▶ Exercise data

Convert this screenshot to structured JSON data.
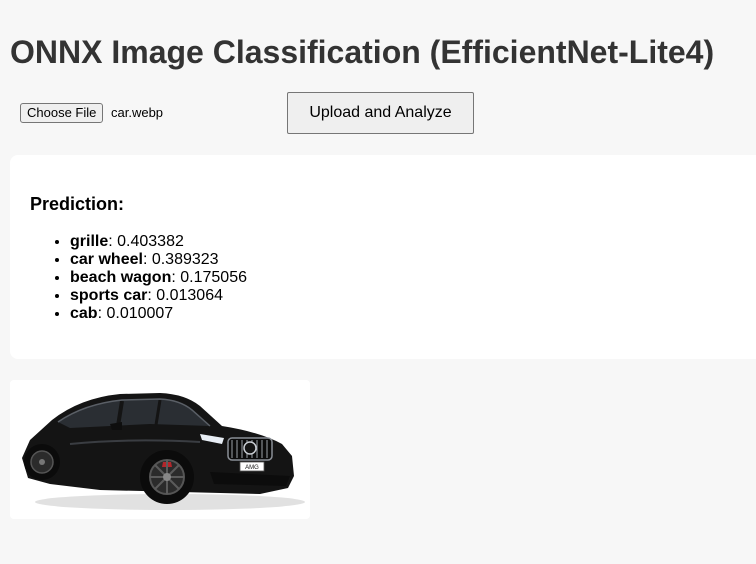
{
  "page": {
    "title": "ONNX Image Classification (EfficientNet-Lite4)"
  },
  "upload": {
    "choose_label": "Choose File",
    "file_name": "car.webp",
    "analyze_label": "Upload and Analyze"
  },
  "result": {
    "heading": "Prediction:",
    "predictions": [
      {
        "label": "grille",
        "score": "0.403382"
      },
      {
        "label": "car wheel",
        "score": "0.389323"
      },
      {
        "label": "beach wagon",
        "score": "0.175056"
      },
      {
        "label": "sports car",
        "score": "0.013064"
      },
      {
        "label": "cab",
        "score": "0.010007"
      }
    ]
  },
  "preview": {
    "subject": "black SUV coupe",
    "plate_text": "AMG",
    "colors": {
      "body": "#141414",
      "glass": "#2a2e33",
      "chrome": "#b8bcc2",
      "background": "#ffffff"
    }
  }
}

▶ Do this
Give an exact copy of the material, leaving out every picture.

▶ Solution to the problem
Convert this screenshot to structured JSON data.
{
  "page": {
    "title": "ONNX Image Classification (EfficientNet-Lite4)"
  },
  "upload": {
    "choose_label": "Choose File",
    "file_name": "car.webp",
    "analyze_label": "Upload and Analyze"
  },
  "result": {
    "heading": "Prediction:",
    "predictions": [
      {
        "label": "grille",
        "score": "0.403382"
      },
      {
        "label": "car wheel",
        "score": "0.389323"
      },
      {
        "label": "beach wagon",
        "score": "0.175056"
      },
      {
        "label": "sports car",
        "score": "0.013064"
      },
      {
        "label": "cab",
        "score": "0.010007"
      }
    ]
  },
  "preview": {
    "subject": "black SUV coupe",
    "plate_text": "AMG",
    "colors": {
      "body": "#141414",
      "glass": "#2a2e33",
      "chrome": "#b8bcc2",
      "background": "#ffffff"
    }
  }
}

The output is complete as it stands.